REQUIRED WORK: Return the whole listing, keeping every character the same.
Start GIVEN RECORDS
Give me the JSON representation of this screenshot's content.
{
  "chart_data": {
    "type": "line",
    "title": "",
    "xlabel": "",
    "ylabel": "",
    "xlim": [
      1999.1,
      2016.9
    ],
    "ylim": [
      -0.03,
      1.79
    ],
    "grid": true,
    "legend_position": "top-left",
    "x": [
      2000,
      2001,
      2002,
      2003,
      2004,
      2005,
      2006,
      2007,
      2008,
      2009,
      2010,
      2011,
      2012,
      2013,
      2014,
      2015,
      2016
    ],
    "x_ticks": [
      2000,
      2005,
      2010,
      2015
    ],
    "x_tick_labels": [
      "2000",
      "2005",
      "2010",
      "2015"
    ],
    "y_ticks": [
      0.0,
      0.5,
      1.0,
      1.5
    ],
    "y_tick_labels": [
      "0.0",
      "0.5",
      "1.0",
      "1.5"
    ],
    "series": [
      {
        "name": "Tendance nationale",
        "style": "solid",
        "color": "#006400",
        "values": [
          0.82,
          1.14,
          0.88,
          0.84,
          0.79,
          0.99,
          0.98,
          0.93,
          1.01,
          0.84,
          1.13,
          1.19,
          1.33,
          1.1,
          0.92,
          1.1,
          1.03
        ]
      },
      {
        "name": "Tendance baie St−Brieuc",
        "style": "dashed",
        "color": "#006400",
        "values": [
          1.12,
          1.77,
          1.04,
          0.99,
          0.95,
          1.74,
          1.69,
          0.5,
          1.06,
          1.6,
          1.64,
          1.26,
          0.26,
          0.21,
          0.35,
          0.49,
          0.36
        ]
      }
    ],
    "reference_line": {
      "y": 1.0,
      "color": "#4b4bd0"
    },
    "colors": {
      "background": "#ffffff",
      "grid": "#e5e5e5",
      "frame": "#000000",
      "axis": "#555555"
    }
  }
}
End GIVEN RECORDS
COMPLETE ANSWER:
Give me the JSON representation of this screenshot's content.
{
  "chart_data": {
    "type": "line",
    "title": "",
    "xlabel": "",
    "ylabel": "",
    "xlim": [
      1999.1,
      2016.9
    ],
    "ylim": [
      -0.03,
      1.79
    ],
    "grid": true,
    "legend_position": "top-left",
    "x": [
      2000,
      2001,
      2002,
      2003,
      2004,
      2005,
      2006,
      2007,
      2008,
      2009,
      2010,
      2011,
      2012,
      2013,
      2014,
      2015,
      2016
    ],
    "x_ticks": [
      2000,
      2005,
      2010,
      2015
    ],
    "x_tick_labels": [
      "2000",
      "2005",
      "2010",
      "2015"
    ],
    "y_ticks": [
      0.0,
      0.5,
      1.0,
      1.5
    ],
    "y_tick_labels": [
      "0.0",
      "0.5",
      "1.0",
      "1.5"
    ],
    "series": [
      {
        "name": "Tendance nationale",
        "style": "solid",
        "color": "#006400",
        "values": [
          0.82,
          1.14,
          0.88,
          0.84,
          0.79,
          0.99,
          0.98,
          0.93,
          1.01,
          0.84,
          1.13,
          1.19,
          1.33,
          1.1,
          0.92,
          1.1,
          1.03
        ]
      },
      {
        "name": "Tendance baie St−Brieuc",
        "style": "dashed",
        "color": "#006400",
        "values": [
          1.12,
          1.77,
          1.04,
          0.99,
          0.95,
          1.74,
          1.69,
          0.5,
          1.06,
          1.6,
          1.64,
          1.26,
          0.26,
          0.21,
          0.35,
          0.49,
          0.36
        ]
      }
    ],
    "reference_line": {
      "y": 1.0,
      "color": "#4b4bd0"
    },
    "colors": {
      "background": "#ffffff",
      "grid": "#e5e5e5",
      "frame": "#000000",
      "axis": "#555555"
    }
  }
}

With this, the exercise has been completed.